• **Task description**
Report all lines from the entries below in which "suppositi" appears.

** Begin **

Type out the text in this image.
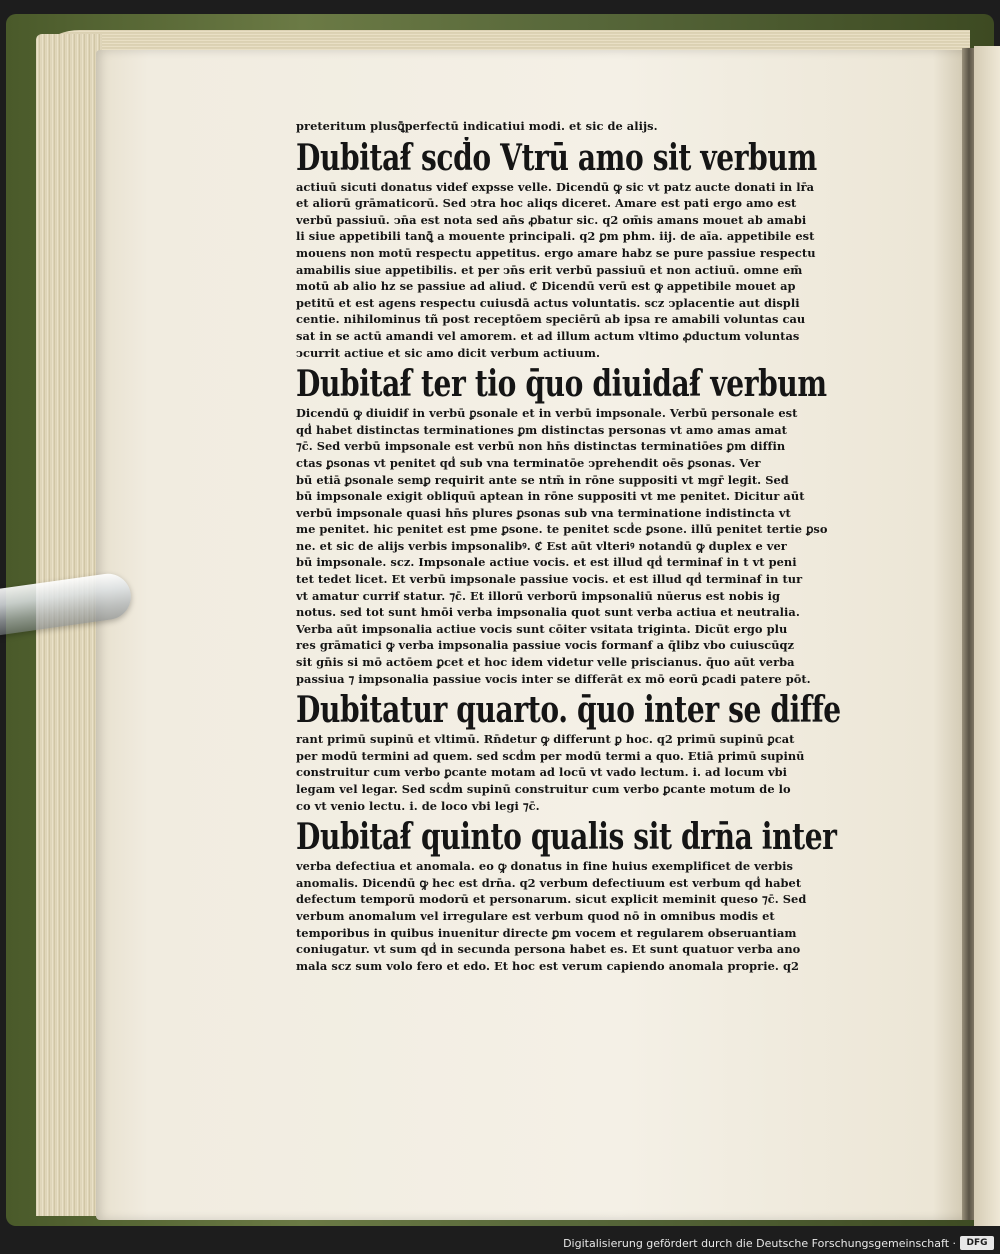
preteritum plusꝗ̄perfectū indicatiui modi. et sic de alijs.
Dubitaẜ scḋo Vtrū amo sit verbum
actiuū sicuti donatus videẜ expsse velle. Dicendū ꝙ sic vt patz aucte donati in lr̄a
et aliorū grāmaticorū. Sed ↄtra hoc aliqs diceret. Amare est pati ergo amo est
verbū passiuū. ↄn̄a est nota sed an̄s ꝓbatur sic. q2 om̄is amans mouet ab amabi
li siue appetibili tanꝗ̄ a mouente principali. q2 ꝑm phm. iij. de aīa. appetibile est
mouens non motū respectu appetitus. ergo amare habz se pure passiue respectu
amabilis siue appetibilis. et per ↄn̄s erit verbū passiuū et non actiuū. omne em̄
motū ab alio hz se passiue ad aliud. ℭ Dicendū verū est ꝙ appetibile mouet ap
petitū et est agens respectu cuiusdā actus voluntatis. scz ↄplacentie aut displi
centie. nihilominus tñ post receptōem speciērū ab ipsa re amabili voluntas cau
sat in se actū amandi vel amorem. et ad illum actum vltimo ꝓductum voluntas
ↄcurrit actiue et sic amo dicit verbum actiuum.
Dubitaẜ ter tio q̄uo diuidaẜ verbum
Dicendū ꝙ diuidiẜ in verbū ꝑsonale et in verbū impsonale. Verbū personale est
qḋ habet distinctas terminationes ꝑm distinctas personas vt amo amas amat
⁊c̄. Sed verbū impsonale est verbū non hn̄s distinctas terminatiōes ꝑm diffin
ctas ꝑsonas vt penitet qḋ sub vna terminatōe ↄprehendit oēs ꝑsonas. Ver
bū etiā ꝑsonale semꝑ requirit ante se ntm̄ in rōne suppositi vt mgr̄ legit. Sed
bū impsonale exigit obliquū aptean in rōne suppositi vt me penitet. Dicitur aūt
verbū impsonale quasi hn̄s plures ꝑsonas sub vna terminatione indistincta vt
me penitet. hic penitet est pme ꝑsone. te penitet scḋe ꝑsone. illū penitet tertie ꝑso
ne. et sic de alijs verbis impsonalibꝰ. ℭ Est aūt vlteriꝰ notandū ꝙ duplex e ver
bū impsonale. scz. Impsonale actiue vocis. et est illud qḋ terminaẜ in t vt peni
tet tedet licet. Et verbū impsonale passiue vocis. et est illud qḋ terminaẜ in tur
vt amatur curriẜ statur. ⁊c̄. Et illorū verborū impsonaliū nūerus est nobis ig
notus. sed tot sunt hmōi verba impsonalia quot sunt verba actiua et neutralia.
Verba aūt impsonalia actiue vocis sunt cōiter vsitata triginta. Dicūt ergo plu
res grāmatici ꝙ verba impsonalia passiue vocis formanẜ a q̄libz vbo cuiuscūqz
sit gn̄is si mō actōem ꝑcet et hoc idem videtur velle priscianus. q̄uo aūt verba
passiua ⁊ impsonalia passiue vocis inter se differāt ex mō eorū ꝑcadi patere pōt.
Dubitatur quarto. q̄uo inter se diffe
rant primū supinū et vltimū. Rn̄detur ꝙ differunt ꝑ hoc. q2 primū supinū ꝑcat
per modū termini ad quem. sed scḋm per modū termi a quo. Etiā primū supinū
construitur cum verbo ꝑcante motam ad locū vt vado lectum. i. ad locum vbi
legam vel legar. Sed scḋm supinū construitur cum verbo ꝑcante motum de lo
co vt venio lectu. i. de loco vbi legi ⁊c̄.
Dubitaẜ quinto qualis sit drn̄a inter
verba defectiua et anomala. eo ꝙ donatus in fine huius exemplificet de verbis
anomalis. Dicendū ꝙ hec est drn̄a. q2 verbum defectiuum est verbum qḋ habet
defectum temporū modorū et personarum. sicut explicit meminit queso ⁊c̄. Sed
verbum anomalum vel irregulare est verbum quod nō in omnibus modis et
temporibus in quibus inuenitur directe ꝑm vocem et regularem obseruantiam
coniugatur. vt sum qḋ in secunda persona habet es. Et sunt quatuor verba ano
mala scz sum volo fero et edo. Et hoc est verum capiendo anomala proprie. q2
Digitalisierung gefördert durch die Deutsche Forschungsgemeinschaft ·	DFG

** End **

• **Response below**
bū etiā ꝑsonale semꝑ requirit ante se ntm̄ in rōne suppositi vt mgr̄ legit. Sed
bū impsonale exigit obliquū aptean in rōne suppositi vt me penitet. Dicitur aūt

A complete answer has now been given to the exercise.